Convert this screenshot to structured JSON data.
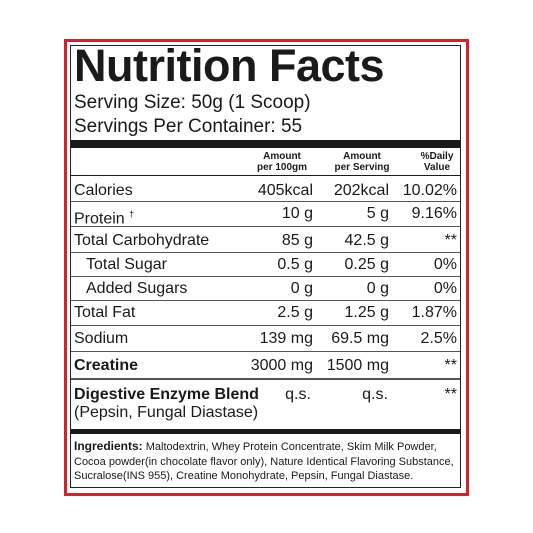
{
  "header": {
    "title": "Nutrition Facts",
    "serving_size": "Serving Size: 50g (1 Scoop)",
    "servings_per_container": "Servings Per Container: 55"
  },
  "table": {
    "columns": [
      "Amount\nper 100gm",
      "Amount\nper Serving",
      "%Daily\nValue"
    ],
    "rows": [
      [
        "Calories",
        "405kcal",
        "202kcal",
        "10.02%"
      ],
      [
        "Protein",
        "10 g",
        "5 g",
        "9.16%"
      ],
      [
        "Total Carbohydrate",
        "85 g",
        "42.5 g",
        "**"
      ],
      [
        "Total Sugar",
        "0.5 g",
        "0.25 g",
        "0%"
      ],
      [
        "Added Sugars",
        "0 g",
        "0 g",
        "0%"
      ],
      [
        "Total Fat",
        "2.5 g",
        "1.25 g",
        "1.87%"
      ],
      [
        "Sodium",
        "139 mg",
        "69.5 mg",
        "2.5%"
      ],
      [
        "Creatine",
        "3000 mg",
        "1500 mg",
        "**"
      ],
      [
        "Digestive Enzyme Blend",
        "q.s.",
        "q.s.",
        "**"
      ]
    ],
    "protein_mark": "†",
    "enzyme_note": "(Pepsin, Fungal Diastase)"
  },
  "ingredients": {
    "label": "Ingredients:",
    "lines": [
      " Maltodextrin, Whey Protein Concentrate, Skim Milk Powder,",
      "Cocoa powder(in chocolate flavor only), Nature Identical Flavoring Substance,",
      "Sucralose(INS 955), Creatine Monohydrate, Pepsin, Fungal Diastase."
    ]
  }
}
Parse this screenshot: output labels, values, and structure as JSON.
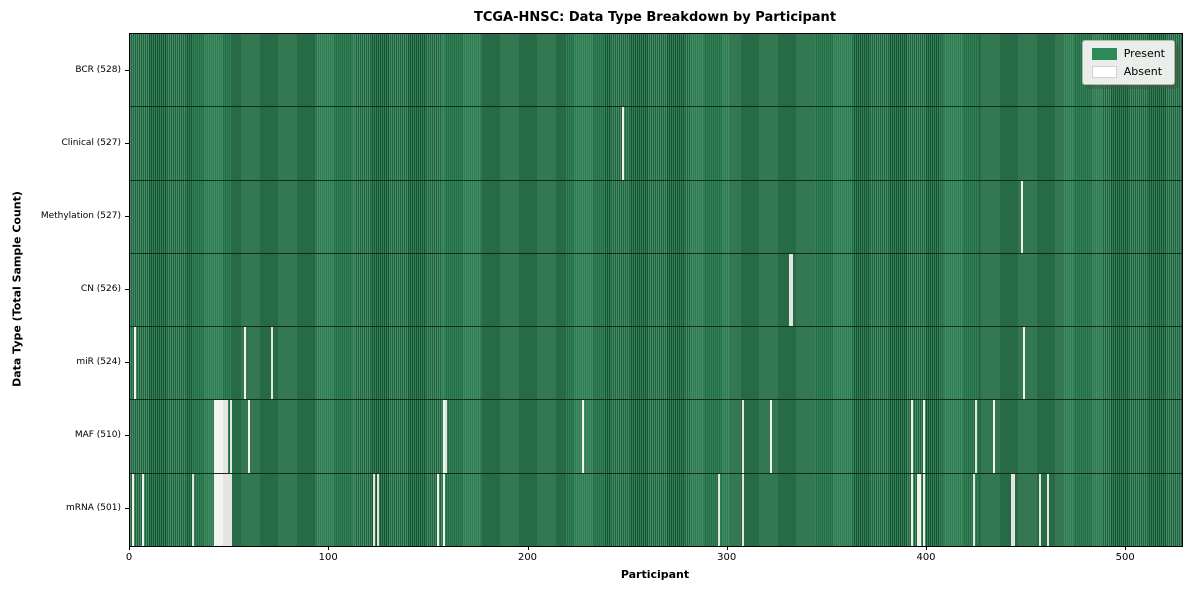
{
  "title": "TCGA-HNSC: Data Type Breakdown by Participant",
  "chart_data": {
    "type": "heatmap",
    "title": "TCGA-HNSC: Data Type Breakdown by Participant",
    "xlabel": "Participant",
    "ylabel": "Data Type (Total Sample Count)",
    "n_participants": 528,
    "x_ticks": [
      0,
      100,
      200,
      300,
      400,
      500
    ],
    "x_range": [
      0,
      528
    ],
    "grid": false,
    "legend_position": "upper right",
    "legend": [
      {
        "label": "Present",
        "color": "#2e8b57"
      },
      {
        "label": "Absent",
        "color": "#ffffff"
      }
    ],
    "colors": {
      "present": "#2e8b57",
      "present_stripe_dark": "#1d5737",
      "absent": "#f2f2ee",
      "row_separator": "#062213",
      "plot_border": "#000000"
    },
    "rows": [
      {
        "label": "BCR (528)",
        "data_type": "BCR",
        "count": 528,
        "absent_participants": []
      },
      {
        "label": "Clinical (527)",
        "data_type": "Clinical",
        "count": 527,
        "absent_participants": [
          247
        ]
      },
      {
        "label": "Methylation (527)",
        "data_type": "Methylation",
        "count": 527,
        "absent_participants": [
          447
        ]
      },
      {
        "label": "CN (526)",
        "data_type": "CN",
        "count": 526,
        "absent_participants": [
          331,
          332
        ]
      },
      {
        "label": "miR (524)",
        "data_type": "miR",
        "count": 524,
        "absent_participants": [
          2,
          57,
          71,
          448
        ]
      },
      {
        "label": "MAF (510)",
        "data_type": "MAF",
        "count": 510,
        "absent_participants": [
          42,
          43,
          44,
          45,
          46,
          47,
          48,
          50,
          59,
          157,
          158,
          227,
          307,
          321,
          392,
          398,
          424,
          433
        ]
      },
      {
        "label": "mRNA (501)",
        "data_type": "mRNA",
        "count": 501,
        "absent_participants": [
          1,
          6,
          31,
          42,
          43,
          44,
          45,
          46,
          47,
          48,
          49,
          50,
          122,
          124,
          154,
          157,
          295,
          307,
          392,
          395,
          396,
          398,
          423,
          442,
          443,
          456,
          460
        ]
      }
    ]
  }
}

---------------

§ WHAT THE EXERCISE ASKS
The answer to this exercise is one number: how many lines of the records above contain the string "JSON".

§ TASK ANSWER
2